> **YOUR OBJECTIVE**: Answer with one number only: the number of lines that include the word "color".

*** DATA SHOWN ***

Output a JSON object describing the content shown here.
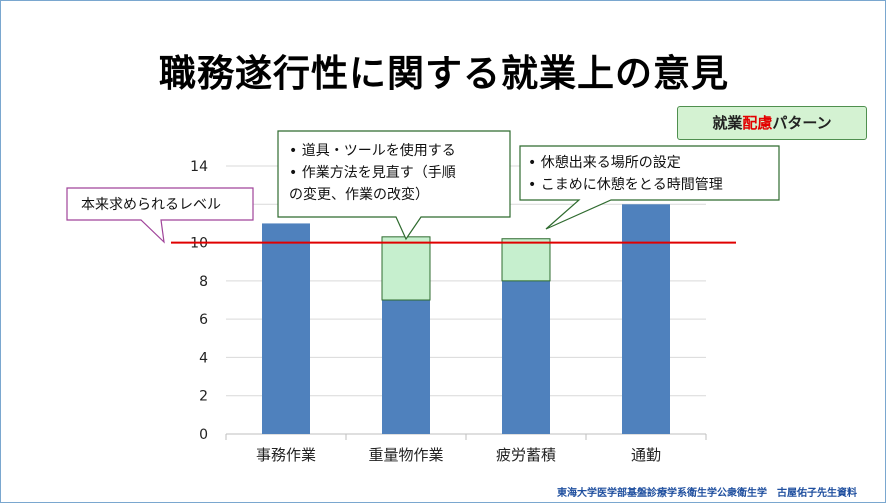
{
  "slide": {
    "title": "職務遂行性に関する就業上の意見",
    "pattern_label_pre": "就業",
    "pattern_label_highlight": "配慮",
    "pattern_label_post": "パターン",
    "footer": "東海大学医学部基盤診療学系衛生学公衆衛生学　古屋佑子先生資料"
  },
  "chart_data": {
    "type": "bar",
    "categories": [
      "事務作業",
      "重量物作業",
      "疲労蓄積",
      "通勤"
    ],
    "series": [
      {
        "values": [
          11,
          7,
          8,
          12
        ],
        "color": "#4f81bd"
      },
      {
        "values": [
          0,
          3.3,
          2.2,
          0
        ],
        "color": "#c6efce"
      }
    ],
    "ylim": [
      0,
      14
    ],
    "yticks": [
      0,
      2,
      4,
      6,
      8,
      10,
      12,
      14
    ],
    "grid": true,
    "reference_line": {
      "value": 10,
      "label": "本来求められるレベル",
      "color": "#e00000"
    },
    "annotations": [
      {
        "lines": [
          "•  道具・ツールを使用する",
          "•  作業方法を見直す（手順",
          "    の変更、作業の改変）"
        ]
      },
      {
        "lines": [
          "•  休憩出来る場所の設定",
          "•  こまめに休憩をとる時間管理"
        ]
      }
    ]
  }
}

***

> **COMPLETED TASK**: 3